Within the records below, find each line that holds the string "DroPE", then copy it.

─── Dataset content

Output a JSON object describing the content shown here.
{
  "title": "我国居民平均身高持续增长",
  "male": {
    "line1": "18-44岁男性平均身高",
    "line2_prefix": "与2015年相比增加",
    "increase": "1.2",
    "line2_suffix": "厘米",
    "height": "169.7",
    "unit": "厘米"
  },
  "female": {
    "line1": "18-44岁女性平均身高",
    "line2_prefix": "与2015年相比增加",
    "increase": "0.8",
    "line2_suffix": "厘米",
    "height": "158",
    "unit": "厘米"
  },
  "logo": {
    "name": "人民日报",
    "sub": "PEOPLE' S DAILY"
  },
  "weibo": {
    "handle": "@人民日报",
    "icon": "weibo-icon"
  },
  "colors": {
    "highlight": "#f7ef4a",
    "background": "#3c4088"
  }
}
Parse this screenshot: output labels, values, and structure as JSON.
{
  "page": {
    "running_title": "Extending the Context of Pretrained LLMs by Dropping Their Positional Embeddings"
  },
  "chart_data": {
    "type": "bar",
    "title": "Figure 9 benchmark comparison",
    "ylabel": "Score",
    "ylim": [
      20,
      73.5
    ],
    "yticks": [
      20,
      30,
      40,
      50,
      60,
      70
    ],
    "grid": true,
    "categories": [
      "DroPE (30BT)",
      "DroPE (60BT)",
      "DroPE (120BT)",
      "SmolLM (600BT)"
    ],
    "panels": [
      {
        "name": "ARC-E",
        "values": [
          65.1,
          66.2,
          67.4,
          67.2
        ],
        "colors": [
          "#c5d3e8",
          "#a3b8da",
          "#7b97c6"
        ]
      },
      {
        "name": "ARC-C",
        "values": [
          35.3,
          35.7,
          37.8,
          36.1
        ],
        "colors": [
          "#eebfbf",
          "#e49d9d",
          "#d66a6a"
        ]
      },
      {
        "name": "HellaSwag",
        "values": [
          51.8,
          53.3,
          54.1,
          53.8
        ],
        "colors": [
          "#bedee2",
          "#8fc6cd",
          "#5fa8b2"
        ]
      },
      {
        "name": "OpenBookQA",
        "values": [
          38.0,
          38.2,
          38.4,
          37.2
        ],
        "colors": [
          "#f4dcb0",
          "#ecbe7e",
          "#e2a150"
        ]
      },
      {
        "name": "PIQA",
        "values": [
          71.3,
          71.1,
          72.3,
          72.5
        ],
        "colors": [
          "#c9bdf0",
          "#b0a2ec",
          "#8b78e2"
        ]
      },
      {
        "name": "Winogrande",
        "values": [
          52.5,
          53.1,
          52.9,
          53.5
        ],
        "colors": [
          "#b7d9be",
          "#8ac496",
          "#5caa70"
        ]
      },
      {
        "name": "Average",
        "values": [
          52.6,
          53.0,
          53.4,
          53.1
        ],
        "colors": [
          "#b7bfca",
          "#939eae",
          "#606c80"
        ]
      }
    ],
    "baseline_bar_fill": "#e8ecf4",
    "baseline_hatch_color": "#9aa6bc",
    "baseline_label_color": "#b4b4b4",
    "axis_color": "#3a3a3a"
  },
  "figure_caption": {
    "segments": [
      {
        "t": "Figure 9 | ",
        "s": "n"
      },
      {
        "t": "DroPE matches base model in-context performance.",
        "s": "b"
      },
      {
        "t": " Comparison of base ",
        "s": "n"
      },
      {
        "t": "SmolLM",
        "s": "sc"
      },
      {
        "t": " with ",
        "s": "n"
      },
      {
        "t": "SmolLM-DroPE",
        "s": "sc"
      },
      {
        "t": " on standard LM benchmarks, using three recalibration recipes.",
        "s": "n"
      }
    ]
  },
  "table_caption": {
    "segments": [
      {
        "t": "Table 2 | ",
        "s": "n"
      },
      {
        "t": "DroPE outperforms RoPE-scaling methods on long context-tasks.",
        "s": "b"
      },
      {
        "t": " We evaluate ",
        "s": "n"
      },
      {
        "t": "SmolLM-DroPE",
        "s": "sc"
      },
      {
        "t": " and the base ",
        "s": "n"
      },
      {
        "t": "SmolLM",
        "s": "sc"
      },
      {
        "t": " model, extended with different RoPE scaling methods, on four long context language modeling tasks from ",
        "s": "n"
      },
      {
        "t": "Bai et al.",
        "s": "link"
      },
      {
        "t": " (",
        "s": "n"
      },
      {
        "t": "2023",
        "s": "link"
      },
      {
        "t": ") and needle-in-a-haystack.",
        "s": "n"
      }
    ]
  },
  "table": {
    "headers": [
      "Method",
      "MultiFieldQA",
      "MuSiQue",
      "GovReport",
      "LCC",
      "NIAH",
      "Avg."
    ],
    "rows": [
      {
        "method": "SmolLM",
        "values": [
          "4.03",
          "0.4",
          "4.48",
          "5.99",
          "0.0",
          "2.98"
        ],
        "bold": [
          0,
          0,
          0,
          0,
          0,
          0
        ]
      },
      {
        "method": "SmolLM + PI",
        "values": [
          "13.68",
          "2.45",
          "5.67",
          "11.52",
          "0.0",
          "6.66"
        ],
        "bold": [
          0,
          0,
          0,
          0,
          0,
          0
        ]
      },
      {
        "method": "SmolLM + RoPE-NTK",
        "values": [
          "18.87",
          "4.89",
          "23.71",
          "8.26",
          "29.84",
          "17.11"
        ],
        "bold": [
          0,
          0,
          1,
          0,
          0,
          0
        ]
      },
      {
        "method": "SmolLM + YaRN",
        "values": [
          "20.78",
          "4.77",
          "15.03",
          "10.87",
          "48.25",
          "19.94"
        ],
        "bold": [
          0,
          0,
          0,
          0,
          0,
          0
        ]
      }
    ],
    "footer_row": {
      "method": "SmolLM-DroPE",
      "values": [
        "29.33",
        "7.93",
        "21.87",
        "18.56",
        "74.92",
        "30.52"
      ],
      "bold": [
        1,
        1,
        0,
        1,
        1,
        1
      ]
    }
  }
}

──────

• **Solution**:
      "DroPE (30BT)",
      "DroPE (60BT)",
      "DroPE (120BT)",
        "t": "DroPE matches base model in-context performance.",
        "t": "SmolLM-DroPE",
        "t": "DroPE outperforms RoPE-scaling methods on long context-tasks.",
        "t": "SmolLM-DroPE",
      "method": "SmolLM-DroPE",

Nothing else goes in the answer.